TO BE DONE. Reproduce the listing below character for character; drop every image.

RECORDS FOR THE EXERCISE.
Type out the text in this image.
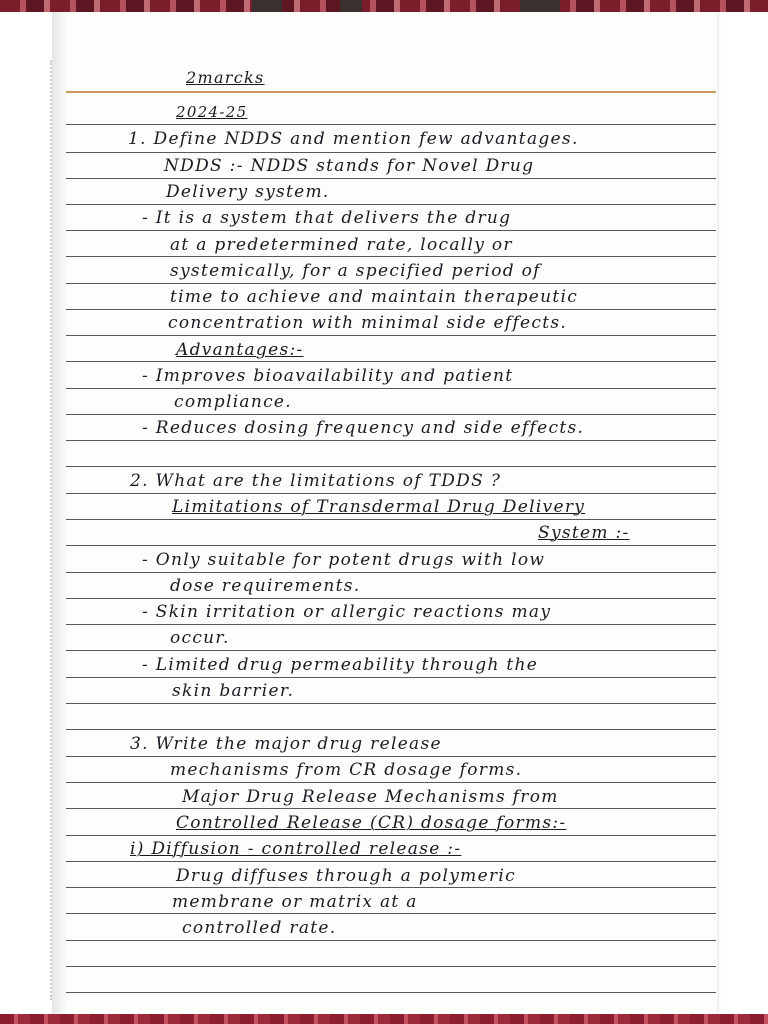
2marcks
2024-25
1. Define NDDS and mention few advantages.
NDDS :- NDDS stands for Novel Drug
Delivery system.
- It is a system that delivers the drug
at a predetermined rate, locally or
systemically, for a specified period of
time to achieve and maintain therapeutic
concentration with minimal side effects.
Advantages:-
- Improves bioavailability and patient
compliance.
- Reduces dosing frequency and side effects.
2. What are the limitations of TDDS ?
Limitations of Transdermal Drug Delivery
System :-
- Only suitable for potent drugs with low
dose requirements.
- Skin irritation or allergic reactions may
occur.
- Limited drug permeability through the
skin barrier.
3. Write the major drug release
mechanisms from CR dosage forms.
Major Drug Release Mechanisms from
Controlled Release (CR) dosage forms:-
i) Diffusion - controlled release :-
Drug diffuses through a polymeric
membrane or matrix at a
controlled rate.
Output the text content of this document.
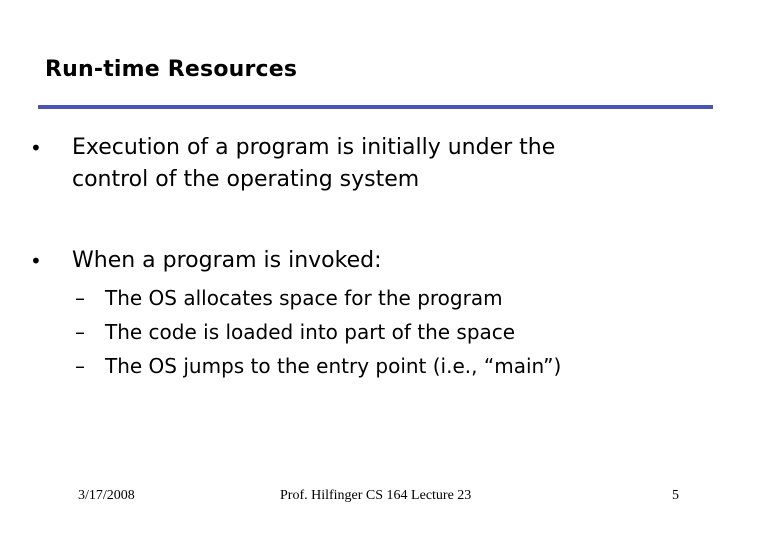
Run-time Resources
• Execution of a program is initially under the
control of the operating system
• When a program is invoked:
– The OS allocates space for the program
– The code is loaded into part of the space
– The OS jumps to the entry point (i.e., “main”)
3/17/2008	Prof. Hilfinger CS 164 Lecture 23	5
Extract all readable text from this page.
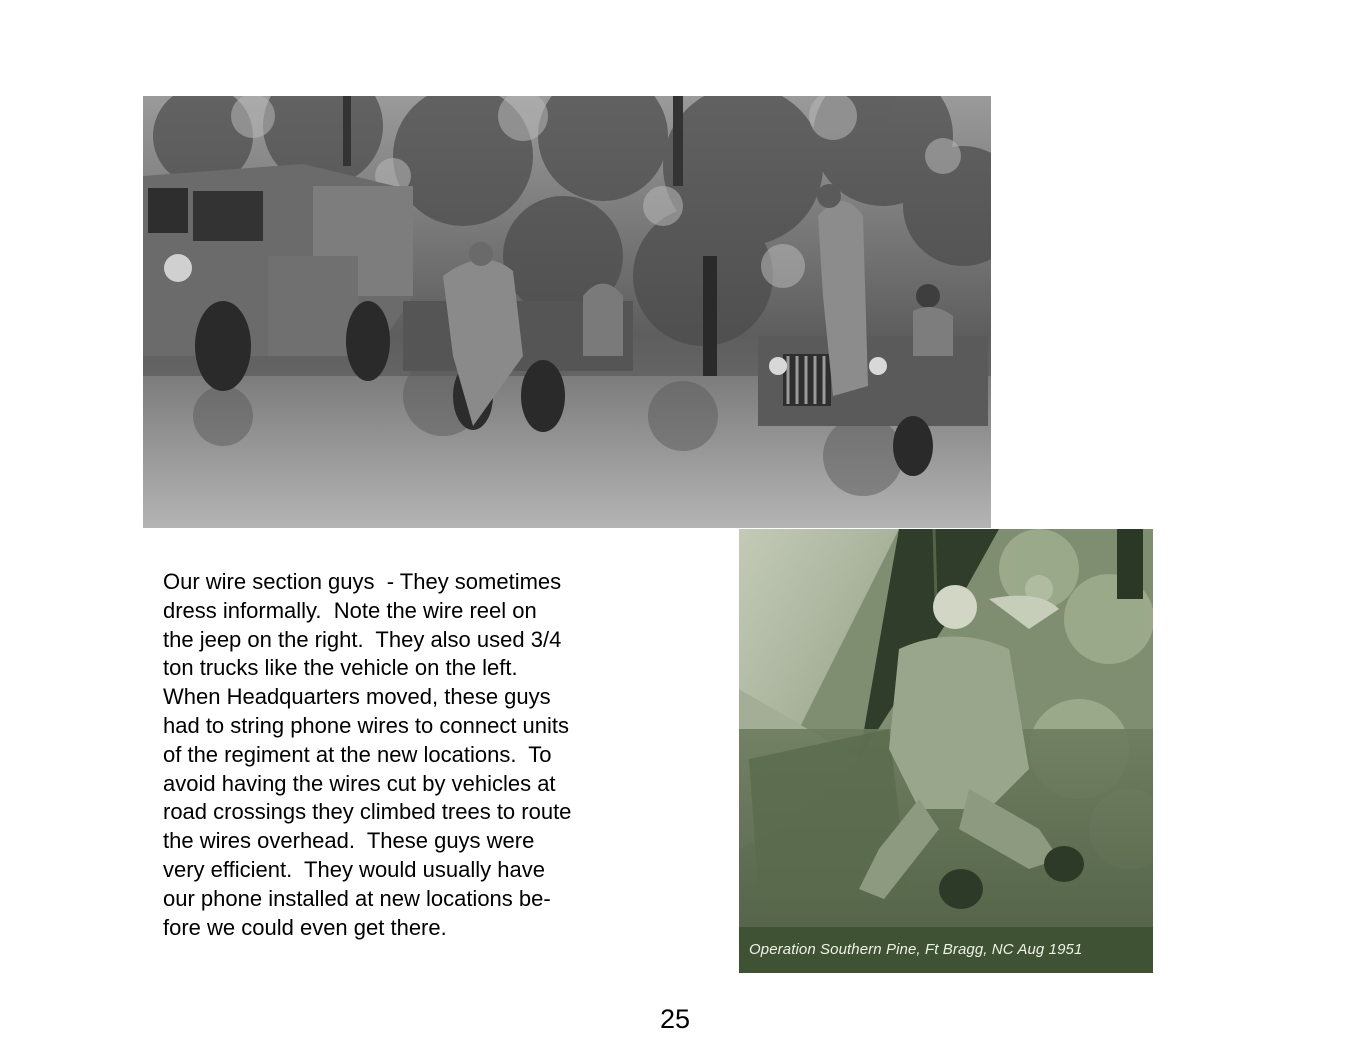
Our wire section guys  - They sometimes
dress informally.  Note the wire reel on
the jeep on the right.  They also used 3/4
ton trucks like the vehicle on the left.
When Headquarters moved, these guys
had to string phone wires to connect units
of the regiment at the new locations.  To
avoid having the wires cut by vehicles at
road crossings they climbed trees to route
the wires overhead.  These guys were
very efficient.  They would usually have
our phone installed at new locations be-
fore we could even get there.
Operation Southern Pine, Ft Bragg, NC Aug 1951
25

RESULT.
Type out the text in this image.
2marcks
2024-25
1. Define NDDS and mention few advantages.
NDDS :- NDDS stands for Novel Drug
Delivery system.
- It is a system that delivers the drug
at a predetermined rate, locally or
systemically, for a specified period of
time to achieve and maintain therapeutic
concentration with minimal side effects.
Advantages:-
- Improves bioavailability and patient
compliance.
- Reduces dosing frequency and side effects.
2. What are the limitations of TDDS ?
Limitations of Transdermal Drug Delivery
System :-
- Only suitable for potent drugs with low
dose requirements.
- Skin irritation or allergic reactions may
occur.
- Limited drug permeability through the
skin barrier.
3. Write the major drug release
mechanisms from CR dosage forms.
Major Drug Release Mechanisms from
Controlled Release (CR) dosage forms:-
i) Diffusion - controlled release :-
Drug diffuses through a polymeric
membrane or matrix at a
controlled rate.
Output the text content of this document.
Run-time Resources
• Execution of a program is initially under the
control of the operating system
• When a program is invoked:
– The OS allocates space for the program
– The code is loaded into part of the space
– The OS jumps to the entry point (i.e., “main”)
3/17/2008	Prof. Hilfinger CS 164 Lecture 23	5
Extract all readable text from this page.
Our wire section guys  - They sometimes
dress informally.  Note the wire reel on
the jeep on the right.  They also used 3/4
ton trucks like the vehicle on the left.
When Headquarters moved, these guys
had to string phone wires to connect units
of the regiment at the new locations.  To
avoid having the wires cut by vehicles at
road crossings they climbed trees to route
the wires overhead.  These guys were
very efficient.  They would usually have
our phone installed at new locations be-
fore we could even get there.
Operation Southern Pine, Ft Bragg, NC Aug 1951
25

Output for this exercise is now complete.